What is expected
Give the data below again, word for word.

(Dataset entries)
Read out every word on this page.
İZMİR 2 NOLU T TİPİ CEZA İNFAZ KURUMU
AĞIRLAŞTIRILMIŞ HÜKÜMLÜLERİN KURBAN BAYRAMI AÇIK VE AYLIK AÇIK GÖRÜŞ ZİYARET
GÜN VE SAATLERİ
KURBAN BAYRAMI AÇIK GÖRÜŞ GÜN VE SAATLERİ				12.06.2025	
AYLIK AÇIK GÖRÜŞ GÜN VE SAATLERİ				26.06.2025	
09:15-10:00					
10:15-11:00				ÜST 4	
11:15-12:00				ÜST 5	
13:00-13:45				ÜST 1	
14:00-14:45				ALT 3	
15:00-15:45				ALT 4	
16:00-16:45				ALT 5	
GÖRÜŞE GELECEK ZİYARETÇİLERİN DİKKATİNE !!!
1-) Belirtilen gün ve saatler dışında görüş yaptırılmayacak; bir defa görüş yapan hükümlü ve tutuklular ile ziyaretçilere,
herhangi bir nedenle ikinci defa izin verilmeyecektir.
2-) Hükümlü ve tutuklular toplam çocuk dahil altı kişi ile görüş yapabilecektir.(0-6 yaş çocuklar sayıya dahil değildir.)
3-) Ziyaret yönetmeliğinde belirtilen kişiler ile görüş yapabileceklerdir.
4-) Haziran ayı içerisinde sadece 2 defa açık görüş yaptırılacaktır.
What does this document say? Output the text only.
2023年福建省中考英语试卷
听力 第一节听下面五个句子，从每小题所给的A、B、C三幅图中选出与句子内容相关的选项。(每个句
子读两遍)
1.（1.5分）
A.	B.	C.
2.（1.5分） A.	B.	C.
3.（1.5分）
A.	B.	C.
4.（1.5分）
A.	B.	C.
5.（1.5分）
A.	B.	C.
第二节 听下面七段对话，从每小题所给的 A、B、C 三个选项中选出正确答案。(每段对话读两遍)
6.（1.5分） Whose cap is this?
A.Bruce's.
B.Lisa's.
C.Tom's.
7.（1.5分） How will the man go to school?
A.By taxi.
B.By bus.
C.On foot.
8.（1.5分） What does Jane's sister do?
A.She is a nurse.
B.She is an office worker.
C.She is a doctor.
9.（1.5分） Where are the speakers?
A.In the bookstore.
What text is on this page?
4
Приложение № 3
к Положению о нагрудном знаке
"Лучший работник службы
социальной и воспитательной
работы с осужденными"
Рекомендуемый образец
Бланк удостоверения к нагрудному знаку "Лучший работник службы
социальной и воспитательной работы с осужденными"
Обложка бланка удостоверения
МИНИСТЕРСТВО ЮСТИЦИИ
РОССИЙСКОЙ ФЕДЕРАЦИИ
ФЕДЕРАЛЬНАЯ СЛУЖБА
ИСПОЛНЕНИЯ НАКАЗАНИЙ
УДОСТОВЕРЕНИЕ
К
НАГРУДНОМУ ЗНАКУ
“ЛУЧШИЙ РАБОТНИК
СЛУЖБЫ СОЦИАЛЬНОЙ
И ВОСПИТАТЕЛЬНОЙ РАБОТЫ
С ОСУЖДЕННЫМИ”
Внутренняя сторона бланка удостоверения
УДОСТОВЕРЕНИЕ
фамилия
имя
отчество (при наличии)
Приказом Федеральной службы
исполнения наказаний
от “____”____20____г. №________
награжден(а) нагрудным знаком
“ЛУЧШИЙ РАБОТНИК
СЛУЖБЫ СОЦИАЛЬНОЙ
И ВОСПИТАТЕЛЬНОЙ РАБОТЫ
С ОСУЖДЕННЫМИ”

Full solution
Read out every word on this page.
İZMİR 2 NOLU T TİPİ CEZA İNFAZ KURUMU
AĞIRLAŞTIRILMIŞ HÜKÜMLÜLERİN KURBAN BAYRAMI AÇIK VE AYLIK AÇIK GÖRÜŞ ZİYARET
GÜN VE SAATLERİ
KURBAN BAYRAMI AÇIK GÖRÜŞ GÜN VE SAATLERİ				12.06.2025	
AYLIK AÇIK GÖRÜŞ GÜN VE SAATLERİ				26.06.2025	
09:15-10:00					
10:15-11:00				ÜST 4	
11:15-12:00				ÜST 5	
13:00-13:45				ÜST 1	
14:00-14:45				ALT 3	
15:00-15:45				ALT 4	
16:00-16:45				ALT 5	
GÖRÜŞE GELECEK ZİYARETÇİLERİN DİKKATİNE !!!
1-) Belirtilen gün ve saatler dışında görüş yaptırılmayacak; bir defa görüş yapan hükümlü ve tutuklular ile ziyaretçilere,
herhangi bir nedenle ikinci defa izin verilmeyecektir.
2-) Hükümlü ve tutuklular toplam çocuk dahil altı kişi ile görüş yapabilecektir.(0-6 yaş çocuklar sayıya dahil değildir.)
3-) Ziyaret yönetmeliğinde belirtilen kişiler ile görüş yapabileceklerdir.
4-) Haziran ayı içerisinde sadece 2 defa açık görüş yaptırılacaktır.
What does this document say? Output the text only.
2023年福建省中考英语试卷
听力 第一节听下面五个句子，从每小题所给的A、B、C三幅图中选出与句子内容相关的选项。(每个句
子读两遍)
1.（1.5分）
A.	B.	C.
2.（1.5分） A.	B.	C.
3.（1.5分）
A.	B.	C.
4.（1.5分）
A.	B.	C.
5.（1.5分）
A.	B.	C.
第二节 听下面七段对话，从每小题所给的 A、B、C 三个选项中选出正确答案。(每段对话读两遍)
6.（1.5分） Whose cap is this?
A.Bruce's.
B.Lisa's.
C.Tom's.
7.（1.5分） How will the man go to school?
A.By taxi.
B.By bus.
C.On foot.
8.（1.5分） What does Jane's sister do?
A.She is a nurse.
B.She is an office worker.
C.She is a doctor.
9.（1.5分） Where are the speakers?
A.In the bookstore.
What text is on this page?
4
Приложение № 3
к Положению о нагрудном знаке
"Лучший работник службы
социальной и воспитательной
работы с осужденными"
Рекомендуемый образец
Бланк удостоверения к нагрудному знаку "Лучший работник службы
социальной и воспитательной работы с осужденными"
Обложка бланка удостоверения
МИНИСТЕРСТВО ЮСТИЦИИ
РОССИЙСКОЙ ФЕДЕРАЦИИ
ФЕДЕРАЛЬНАЯ СЛУЖБА
ИСПОЛНЕНИЯ НАКАЗАНИЙ
УДОСТОВЕРЕНИЕ
К
НАГРУДНОМУ ЗНАКУ
“ЛУЧШИЙ РАБОТНИК
СЛУЖБЫ СОЦИАЛЬНОЙ
И ВОСПИТАТЕЛЬНОЙ РАБОТЫ
С ОСУЖДЕННЫМИ”
Внутренняя сторона бланка удостоверения
УДОСТОВЕРЕНИЕ
фамилия
имя
отчество (при наличии)
Приказом Федеральной службы
исполнения наказаний
от “____”____20____г. №________
награжден(а) нагрудным знаком
“ЛУЧШИЙ РАБОТНИК
СЛУЖБЫ СОЦИАЛЬНОЙ
И ВОСПИТАТЕЛЬНОЙ РАБОТЫ
С ОСУЖДЕННЫМИ”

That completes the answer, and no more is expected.